- _What to do_
Report, word for word, every line of the material that contains "icon".

### Entries ###

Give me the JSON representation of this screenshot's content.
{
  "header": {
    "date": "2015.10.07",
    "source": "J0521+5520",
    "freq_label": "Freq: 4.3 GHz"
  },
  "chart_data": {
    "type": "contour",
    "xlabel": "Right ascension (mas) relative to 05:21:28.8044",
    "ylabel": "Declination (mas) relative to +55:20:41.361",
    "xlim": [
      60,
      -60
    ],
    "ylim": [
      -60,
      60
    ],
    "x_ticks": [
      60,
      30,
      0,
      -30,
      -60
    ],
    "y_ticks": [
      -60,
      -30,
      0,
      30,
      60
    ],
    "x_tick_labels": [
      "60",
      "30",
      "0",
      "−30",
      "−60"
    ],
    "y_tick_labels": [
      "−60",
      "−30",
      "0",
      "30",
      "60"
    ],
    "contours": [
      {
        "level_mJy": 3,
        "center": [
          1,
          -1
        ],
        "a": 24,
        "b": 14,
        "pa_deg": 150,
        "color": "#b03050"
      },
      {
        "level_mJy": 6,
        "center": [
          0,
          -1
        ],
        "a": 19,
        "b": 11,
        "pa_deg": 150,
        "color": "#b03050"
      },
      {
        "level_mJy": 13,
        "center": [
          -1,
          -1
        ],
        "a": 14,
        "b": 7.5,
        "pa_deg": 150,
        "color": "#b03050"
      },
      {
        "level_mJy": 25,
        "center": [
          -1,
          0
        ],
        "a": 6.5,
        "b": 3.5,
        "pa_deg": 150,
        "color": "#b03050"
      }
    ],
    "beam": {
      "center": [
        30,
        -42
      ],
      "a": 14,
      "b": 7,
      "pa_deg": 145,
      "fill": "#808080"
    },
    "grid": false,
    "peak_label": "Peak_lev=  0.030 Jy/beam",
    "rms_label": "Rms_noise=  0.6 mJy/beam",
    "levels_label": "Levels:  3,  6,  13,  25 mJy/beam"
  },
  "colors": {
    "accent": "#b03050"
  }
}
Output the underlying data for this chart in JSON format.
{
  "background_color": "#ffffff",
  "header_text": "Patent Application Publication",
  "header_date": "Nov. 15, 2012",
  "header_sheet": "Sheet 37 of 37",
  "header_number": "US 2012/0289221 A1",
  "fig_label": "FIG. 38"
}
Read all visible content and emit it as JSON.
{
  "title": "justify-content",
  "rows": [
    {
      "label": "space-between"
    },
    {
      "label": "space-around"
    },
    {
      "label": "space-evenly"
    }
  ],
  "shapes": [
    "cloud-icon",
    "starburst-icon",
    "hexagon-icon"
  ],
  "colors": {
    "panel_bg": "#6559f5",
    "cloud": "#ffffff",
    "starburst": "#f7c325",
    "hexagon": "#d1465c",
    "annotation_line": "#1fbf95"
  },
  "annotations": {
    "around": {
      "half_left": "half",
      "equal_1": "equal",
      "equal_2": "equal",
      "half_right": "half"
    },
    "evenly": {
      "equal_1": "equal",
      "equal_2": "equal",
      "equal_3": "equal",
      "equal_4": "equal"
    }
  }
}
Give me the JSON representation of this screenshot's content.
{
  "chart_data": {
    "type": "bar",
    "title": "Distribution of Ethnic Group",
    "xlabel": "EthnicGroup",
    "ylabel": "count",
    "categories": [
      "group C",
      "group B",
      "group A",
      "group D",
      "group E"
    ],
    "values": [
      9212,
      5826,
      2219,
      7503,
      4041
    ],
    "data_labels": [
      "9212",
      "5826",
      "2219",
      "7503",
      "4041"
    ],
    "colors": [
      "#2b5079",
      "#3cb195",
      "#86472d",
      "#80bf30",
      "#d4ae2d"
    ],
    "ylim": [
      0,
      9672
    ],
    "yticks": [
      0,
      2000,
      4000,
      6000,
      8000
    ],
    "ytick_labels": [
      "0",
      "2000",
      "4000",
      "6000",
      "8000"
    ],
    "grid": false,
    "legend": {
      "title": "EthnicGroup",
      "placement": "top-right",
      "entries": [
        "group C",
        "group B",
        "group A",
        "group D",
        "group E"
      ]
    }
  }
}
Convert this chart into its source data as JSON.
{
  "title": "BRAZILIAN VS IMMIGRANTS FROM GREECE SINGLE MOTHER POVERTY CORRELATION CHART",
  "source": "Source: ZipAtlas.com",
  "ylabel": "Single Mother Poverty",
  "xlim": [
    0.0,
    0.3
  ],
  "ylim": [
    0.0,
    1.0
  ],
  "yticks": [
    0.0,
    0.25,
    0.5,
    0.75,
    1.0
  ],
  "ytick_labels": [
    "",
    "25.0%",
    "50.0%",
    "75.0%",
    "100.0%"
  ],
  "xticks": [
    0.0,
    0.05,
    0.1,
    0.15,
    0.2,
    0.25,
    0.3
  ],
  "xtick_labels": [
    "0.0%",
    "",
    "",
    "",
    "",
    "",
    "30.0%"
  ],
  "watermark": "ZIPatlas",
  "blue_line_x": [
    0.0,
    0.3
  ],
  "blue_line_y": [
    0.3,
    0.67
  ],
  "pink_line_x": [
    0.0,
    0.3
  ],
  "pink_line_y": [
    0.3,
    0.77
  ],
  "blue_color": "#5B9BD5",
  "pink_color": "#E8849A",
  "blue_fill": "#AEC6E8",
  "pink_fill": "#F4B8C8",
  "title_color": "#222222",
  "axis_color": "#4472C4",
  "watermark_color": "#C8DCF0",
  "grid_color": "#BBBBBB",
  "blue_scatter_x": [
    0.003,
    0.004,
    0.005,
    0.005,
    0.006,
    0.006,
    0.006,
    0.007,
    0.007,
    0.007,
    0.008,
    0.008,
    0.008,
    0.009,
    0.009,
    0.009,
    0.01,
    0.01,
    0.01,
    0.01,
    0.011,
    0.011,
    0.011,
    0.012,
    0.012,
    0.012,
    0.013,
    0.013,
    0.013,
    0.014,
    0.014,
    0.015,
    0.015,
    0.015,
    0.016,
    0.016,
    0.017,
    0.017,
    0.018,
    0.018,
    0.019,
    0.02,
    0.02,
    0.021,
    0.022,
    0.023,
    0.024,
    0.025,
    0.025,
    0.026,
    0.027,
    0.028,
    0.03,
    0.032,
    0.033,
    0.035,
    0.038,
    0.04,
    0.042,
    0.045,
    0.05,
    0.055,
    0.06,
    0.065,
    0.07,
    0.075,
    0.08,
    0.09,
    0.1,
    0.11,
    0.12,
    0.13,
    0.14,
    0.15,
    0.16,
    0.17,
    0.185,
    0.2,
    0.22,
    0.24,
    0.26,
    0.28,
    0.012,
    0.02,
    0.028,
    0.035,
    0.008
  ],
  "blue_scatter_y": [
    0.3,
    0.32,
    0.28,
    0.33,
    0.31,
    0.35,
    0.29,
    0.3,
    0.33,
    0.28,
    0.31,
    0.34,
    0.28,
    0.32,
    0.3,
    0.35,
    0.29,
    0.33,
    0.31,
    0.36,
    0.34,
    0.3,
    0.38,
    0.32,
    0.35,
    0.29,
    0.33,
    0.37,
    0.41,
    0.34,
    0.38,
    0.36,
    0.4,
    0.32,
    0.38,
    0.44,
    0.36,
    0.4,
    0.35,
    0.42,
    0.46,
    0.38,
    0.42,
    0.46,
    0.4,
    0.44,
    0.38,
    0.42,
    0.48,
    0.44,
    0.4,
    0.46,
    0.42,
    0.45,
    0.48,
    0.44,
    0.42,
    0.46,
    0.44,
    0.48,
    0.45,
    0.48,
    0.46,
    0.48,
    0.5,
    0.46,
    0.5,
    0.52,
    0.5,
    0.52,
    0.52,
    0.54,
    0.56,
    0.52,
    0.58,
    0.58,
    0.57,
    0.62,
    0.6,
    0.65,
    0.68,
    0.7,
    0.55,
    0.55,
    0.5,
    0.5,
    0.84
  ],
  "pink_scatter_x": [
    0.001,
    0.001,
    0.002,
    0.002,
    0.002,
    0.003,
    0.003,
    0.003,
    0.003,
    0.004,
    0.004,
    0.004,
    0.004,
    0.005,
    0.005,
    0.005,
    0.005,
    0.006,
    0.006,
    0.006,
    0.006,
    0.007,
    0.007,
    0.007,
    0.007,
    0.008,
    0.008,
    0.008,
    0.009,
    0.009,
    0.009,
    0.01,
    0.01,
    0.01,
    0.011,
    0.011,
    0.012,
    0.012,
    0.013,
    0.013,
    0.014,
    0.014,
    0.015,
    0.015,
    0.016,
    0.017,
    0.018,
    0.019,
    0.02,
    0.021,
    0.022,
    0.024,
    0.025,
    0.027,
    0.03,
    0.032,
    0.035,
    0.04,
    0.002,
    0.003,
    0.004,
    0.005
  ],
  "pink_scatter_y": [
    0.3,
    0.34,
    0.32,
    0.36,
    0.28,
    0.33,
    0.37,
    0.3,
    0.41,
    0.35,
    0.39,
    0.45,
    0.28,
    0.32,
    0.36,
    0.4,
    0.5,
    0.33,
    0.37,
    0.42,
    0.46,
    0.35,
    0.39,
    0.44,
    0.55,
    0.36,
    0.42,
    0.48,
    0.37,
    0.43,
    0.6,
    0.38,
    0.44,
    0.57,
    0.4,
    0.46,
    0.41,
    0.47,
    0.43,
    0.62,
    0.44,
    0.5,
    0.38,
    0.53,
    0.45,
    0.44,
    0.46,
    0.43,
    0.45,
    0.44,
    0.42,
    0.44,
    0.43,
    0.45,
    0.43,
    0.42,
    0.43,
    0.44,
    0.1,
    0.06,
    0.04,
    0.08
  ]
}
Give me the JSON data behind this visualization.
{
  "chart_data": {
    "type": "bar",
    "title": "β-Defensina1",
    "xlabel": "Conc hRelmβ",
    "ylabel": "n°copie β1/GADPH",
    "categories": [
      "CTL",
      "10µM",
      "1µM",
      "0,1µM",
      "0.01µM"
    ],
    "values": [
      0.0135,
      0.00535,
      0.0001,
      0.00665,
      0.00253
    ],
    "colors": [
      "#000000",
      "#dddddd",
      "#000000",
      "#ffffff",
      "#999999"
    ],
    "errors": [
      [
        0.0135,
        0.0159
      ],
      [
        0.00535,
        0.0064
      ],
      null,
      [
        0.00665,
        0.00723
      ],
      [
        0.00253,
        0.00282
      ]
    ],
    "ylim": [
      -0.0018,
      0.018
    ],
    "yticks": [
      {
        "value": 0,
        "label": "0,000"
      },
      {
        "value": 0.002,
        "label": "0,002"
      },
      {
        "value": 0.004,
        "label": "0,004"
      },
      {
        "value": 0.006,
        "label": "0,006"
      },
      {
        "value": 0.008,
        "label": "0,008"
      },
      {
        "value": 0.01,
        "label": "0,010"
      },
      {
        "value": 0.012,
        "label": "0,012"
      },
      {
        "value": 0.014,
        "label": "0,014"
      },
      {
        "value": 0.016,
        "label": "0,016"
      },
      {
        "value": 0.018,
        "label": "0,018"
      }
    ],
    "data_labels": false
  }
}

###

- _The response_
    "cloud-icon",
    "starburst-icon",
    "hexagon-icon"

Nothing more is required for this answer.